Exercise prompt: Lift every line from the entries that includes the word "Regular".

Start

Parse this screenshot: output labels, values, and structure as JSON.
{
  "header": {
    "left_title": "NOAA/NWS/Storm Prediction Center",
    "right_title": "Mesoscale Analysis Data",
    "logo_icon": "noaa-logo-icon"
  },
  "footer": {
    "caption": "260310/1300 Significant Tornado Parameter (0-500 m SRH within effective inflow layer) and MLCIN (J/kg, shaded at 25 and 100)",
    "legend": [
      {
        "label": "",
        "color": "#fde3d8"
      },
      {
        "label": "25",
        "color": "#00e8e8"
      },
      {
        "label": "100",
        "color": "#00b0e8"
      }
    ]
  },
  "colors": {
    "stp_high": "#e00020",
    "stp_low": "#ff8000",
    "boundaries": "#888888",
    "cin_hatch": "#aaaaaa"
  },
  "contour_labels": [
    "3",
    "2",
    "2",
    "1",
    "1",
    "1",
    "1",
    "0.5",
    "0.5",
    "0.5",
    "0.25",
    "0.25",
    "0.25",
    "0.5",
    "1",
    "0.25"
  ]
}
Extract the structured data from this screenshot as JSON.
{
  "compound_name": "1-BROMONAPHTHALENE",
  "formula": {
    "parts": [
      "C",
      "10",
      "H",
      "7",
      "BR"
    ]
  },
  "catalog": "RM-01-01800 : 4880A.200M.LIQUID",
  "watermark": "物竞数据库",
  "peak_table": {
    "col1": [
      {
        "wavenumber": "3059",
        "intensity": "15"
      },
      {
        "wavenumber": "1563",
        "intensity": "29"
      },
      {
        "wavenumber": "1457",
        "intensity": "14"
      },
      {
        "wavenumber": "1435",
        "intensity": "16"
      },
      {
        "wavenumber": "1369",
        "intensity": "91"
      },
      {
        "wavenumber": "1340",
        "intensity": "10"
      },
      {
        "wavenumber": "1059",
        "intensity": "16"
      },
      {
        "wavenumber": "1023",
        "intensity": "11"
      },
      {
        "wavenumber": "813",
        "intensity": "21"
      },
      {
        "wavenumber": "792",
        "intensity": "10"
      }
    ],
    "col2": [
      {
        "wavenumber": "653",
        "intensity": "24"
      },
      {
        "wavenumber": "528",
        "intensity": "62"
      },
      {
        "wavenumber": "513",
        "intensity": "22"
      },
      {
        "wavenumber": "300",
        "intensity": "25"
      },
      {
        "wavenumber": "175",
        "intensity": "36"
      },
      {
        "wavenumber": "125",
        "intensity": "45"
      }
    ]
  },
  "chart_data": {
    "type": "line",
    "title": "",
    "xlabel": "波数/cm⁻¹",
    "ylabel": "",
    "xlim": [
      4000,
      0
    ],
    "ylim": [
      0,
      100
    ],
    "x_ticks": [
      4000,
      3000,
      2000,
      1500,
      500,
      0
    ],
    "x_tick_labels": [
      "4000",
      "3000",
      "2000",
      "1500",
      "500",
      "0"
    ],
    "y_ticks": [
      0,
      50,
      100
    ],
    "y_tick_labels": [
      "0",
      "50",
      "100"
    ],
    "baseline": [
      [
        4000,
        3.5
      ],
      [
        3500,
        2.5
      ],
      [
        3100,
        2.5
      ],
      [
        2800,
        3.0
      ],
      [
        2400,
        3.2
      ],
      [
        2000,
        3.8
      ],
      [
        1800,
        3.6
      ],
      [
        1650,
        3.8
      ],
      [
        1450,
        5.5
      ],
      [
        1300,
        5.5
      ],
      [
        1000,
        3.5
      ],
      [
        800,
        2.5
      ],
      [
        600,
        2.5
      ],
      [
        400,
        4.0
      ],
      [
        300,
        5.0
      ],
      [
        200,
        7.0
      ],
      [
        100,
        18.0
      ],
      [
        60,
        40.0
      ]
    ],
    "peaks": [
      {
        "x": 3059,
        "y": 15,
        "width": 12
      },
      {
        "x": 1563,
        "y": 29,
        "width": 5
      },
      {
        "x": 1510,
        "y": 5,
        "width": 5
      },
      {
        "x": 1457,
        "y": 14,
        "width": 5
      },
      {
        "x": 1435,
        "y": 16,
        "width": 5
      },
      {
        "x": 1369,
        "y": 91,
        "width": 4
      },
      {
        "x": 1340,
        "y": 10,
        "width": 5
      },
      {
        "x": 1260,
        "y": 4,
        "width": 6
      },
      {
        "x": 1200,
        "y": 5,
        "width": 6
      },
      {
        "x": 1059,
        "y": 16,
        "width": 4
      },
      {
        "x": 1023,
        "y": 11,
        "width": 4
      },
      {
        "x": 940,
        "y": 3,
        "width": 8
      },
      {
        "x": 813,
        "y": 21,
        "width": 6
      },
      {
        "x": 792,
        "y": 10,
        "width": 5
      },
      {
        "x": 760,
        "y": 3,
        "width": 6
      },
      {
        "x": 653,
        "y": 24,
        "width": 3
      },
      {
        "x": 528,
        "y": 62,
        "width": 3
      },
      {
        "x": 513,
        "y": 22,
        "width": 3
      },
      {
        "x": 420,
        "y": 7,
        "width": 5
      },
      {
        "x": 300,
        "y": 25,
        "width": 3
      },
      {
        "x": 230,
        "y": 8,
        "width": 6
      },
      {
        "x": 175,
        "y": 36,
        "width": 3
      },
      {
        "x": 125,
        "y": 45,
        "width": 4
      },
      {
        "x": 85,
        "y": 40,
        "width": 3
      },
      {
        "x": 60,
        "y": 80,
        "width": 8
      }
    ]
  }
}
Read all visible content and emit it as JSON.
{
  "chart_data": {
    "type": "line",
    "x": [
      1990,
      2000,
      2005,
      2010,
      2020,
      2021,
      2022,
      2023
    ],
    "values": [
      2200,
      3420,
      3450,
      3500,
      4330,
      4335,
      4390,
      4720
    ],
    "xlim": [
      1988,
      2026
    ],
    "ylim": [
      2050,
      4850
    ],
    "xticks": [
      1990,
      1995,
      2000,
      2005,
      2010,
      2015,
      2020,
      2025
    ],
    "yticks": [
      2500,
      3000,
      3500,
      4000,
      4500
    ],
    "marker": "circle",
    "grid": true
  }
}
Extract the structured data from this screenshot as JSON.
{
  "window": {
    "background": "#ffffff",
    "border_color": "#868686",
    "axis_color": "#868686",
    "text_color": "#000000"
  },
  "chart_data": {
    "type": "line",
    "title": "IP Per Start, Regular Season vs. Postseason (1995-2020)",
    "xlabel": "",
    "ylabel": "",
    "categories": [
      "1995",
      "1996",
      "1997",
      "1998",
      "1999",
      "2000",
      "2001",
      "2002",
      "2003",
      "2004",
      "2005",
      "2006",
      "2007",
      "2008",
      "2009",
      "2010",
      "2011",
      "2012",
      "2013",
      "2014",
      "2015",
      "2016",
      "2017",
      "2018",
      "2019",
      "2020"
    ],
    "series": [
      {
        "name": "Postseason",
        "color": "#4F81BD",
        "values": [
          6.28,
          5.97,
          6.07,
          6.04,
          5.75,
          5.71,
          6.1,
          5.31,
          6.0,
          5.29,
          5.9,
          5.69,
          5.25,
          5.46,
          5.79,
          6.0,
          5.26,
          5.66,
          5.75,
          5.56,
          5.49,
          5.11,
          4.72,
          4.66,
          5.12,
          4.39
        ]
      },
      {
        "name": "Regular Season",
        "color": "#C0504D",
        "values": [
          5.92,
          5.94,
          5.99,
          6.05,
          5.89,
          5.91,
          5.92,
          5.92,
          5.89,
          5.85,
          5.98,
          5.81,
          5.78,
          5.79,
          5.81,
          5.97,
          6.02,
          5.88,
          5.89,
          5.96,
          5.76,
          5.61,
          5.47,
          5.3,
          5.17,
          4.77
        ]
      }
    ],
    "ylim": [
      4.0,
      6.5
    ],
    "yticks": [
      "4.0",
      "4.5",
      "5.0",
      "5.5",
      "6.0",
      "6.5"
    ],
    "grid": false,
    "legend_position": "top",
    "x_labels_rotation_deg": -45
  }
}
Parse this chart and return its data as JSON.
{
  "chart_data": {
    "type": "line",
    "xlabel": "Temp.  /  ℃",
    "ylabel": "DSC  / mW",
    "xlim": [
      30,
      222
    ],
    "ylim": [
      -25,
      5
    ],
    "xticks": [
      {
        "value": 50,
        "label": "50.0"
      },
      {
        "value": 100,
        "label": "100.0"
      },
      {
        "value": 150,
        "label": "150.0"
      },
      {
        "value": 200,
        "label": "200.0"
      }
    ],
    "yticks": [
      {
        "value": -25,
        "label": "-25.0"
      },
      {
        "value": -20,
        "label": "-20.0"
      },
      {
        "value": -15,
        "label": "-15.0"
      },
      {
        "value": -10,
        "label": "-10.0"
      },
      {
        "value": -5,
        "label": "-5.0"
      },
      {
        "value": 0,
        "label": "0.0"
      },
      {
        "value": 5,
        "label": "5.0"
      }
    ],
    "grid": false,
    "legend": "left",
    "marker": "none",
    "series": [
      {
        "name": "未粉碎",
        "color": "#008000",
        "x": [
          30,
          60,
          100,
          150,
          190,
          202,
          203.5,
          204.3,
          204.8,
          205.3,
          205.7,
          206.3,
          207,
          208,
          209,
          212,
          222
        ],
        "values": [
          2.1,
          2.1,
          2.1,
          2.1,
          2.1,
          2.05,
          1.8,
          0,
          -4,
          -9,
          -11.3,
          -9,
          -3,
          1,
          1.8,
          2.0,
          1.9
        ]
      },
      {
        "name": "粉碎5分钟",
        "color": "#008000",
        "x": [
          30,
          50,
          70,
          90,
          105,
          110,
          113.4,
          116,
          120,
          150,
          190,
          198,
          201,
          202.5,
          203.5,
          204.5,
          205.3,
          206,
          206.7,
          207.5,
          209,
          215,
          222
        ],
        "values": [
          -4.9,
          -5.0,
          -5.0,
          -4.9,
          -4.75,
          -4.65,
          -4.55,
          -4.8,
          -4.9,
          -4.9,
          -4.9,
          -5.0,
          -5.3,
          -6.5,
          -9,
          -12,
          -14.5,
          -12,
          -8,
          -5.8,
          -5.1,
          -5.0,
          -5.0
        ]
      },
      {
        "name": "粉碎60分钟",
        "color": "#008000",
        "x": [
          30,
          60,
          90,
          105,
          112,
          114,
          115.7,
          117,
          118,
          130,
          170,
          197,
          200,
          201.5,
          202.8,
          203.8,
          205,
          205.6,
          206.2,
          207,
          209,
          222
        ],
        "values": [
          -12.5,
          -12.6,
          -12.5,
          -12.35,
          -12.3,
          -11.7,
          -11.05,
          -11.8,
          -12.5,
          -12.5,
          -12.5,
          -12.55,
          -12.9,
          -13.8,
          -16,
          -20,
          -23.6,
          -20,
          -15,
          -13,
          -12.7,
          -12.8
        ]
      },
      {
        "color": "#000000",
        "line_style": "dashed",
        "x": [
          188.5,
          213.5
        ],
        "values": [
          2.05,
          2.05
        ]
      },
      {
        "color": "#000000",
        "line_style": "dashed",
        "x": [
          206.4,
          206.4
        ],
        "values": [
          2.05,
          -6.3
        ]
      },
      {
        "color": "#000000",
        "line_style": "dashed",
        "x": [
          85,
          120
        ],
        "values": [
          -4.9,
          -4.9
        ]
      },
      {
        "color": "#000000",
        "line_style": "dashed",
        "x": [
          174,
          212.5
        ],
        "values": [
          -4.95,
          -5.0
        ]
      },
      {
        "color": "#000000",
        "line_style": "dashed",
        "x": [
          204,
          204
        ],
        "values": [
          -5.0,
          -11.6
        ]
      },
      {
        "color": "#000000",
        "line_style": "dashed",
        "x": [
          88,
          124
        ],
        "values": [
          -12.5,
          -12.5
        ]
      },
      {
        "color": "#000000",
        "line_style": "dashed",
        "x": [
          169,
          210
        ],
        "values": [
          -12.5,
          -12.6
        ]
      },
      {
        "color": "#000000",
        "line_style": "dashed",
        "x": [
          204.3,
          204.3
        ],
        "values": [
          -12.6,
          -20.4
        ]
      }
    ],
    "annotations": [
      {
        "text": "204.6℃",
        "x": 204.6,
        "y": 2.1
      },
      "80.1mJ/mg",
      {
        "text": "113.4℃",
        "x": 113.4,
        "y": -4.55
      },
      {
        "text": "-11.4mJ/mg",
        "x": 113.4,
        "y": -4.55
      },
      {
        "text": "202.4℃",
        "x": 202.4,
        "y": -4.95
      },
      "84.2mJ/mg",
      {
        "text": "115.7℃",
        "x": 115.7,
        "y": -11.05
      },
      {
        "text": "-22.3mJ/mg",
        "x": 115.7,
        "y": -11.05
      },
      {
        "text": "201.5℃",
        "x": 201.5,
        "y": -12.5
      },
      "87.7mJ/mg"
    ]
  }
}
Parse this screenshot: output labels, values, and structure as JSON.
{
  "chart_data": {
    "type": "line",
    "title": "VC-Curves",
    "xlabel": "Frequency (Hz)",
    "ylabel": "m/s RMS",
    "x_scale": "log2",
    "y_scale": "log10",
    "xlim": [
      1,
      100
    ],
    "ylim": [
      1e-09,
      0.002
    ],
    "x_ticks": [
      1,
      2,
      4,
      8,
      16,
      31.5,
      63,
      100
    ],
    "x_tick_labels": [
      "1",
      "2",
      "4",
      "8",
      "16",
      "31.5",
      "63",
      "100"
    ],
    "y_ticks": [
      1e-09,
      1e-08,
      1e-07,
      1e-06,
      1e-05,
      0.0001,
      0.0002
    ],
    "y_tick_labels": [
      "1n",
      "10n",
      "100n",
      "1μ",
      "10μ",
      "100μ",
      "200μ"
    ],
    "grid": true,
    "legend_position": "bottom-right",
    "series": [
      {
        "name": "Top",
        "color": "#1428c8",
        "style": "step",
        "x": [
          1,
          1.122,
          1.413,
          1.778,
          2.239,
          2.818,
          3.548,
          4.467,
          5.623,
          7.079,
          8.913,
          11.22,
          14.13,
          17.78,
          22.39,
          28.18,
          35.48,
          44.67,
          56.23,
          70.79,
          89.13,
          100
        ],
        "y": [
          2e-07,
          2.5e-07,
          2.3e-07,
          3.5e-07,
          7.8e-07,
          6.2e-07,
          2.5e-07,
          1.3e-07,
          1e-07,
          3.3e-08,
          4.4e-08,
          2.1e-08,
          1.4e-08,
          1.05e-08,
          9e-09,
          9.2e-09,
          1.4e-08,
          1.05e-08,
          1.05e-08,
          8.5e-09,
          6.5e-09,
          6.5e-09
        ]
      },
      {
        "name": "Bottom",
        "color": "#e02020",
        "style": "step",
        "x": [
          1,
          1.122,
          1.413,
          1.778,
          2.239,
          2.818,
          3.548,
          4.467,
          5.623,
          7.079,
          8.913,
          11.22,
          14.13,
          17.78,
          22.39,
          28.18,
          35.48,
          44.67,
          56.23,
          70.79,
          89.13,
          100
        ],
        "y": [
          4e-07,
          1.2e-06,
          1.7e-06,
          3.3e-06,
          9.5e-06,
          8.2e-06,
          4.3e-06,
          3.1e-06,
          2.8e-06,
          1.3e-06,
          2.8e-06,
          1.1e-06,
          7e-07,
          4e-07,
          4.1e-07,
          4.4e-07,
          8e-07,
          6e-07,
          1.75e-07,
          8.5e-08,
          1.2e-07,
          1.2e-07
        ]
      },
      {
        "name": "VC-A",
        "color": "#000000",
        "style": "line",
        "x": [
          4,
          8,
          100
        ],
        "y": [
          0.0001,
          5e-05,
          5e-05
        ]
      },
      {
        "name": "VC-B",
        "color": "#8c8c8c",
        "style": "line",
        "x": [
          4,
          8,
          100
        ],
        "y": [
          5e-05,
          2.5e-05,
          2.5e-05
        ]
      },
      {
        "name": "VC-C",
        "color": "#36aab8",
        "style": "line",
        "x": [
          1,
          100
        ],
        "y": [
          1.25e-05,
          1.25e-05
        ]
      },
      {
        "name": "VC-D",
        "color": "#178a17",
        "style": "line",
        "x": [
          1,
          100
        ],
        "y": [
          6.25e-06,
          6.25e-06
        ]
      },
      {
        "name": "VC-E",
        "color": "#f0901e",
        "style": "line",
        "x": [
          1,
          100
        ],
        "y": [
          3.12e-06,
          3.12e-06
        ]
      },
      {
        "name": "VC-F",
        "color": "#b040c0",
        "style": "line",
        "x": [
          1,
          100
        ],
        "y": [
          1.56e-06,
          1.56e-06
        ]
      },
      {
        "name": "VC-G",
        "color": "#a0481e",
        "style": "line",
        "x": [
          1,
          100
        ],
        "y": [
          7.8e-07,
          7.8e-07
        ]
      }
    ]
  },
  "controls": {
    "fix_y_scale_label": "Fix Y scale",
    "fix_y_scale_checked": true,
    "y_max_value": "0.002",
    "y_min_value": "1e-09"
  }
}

End

The output:
    "title": "IP Per Start, Regular Season vs. Postseason (1995-2020)",
        "name": "Regular Season",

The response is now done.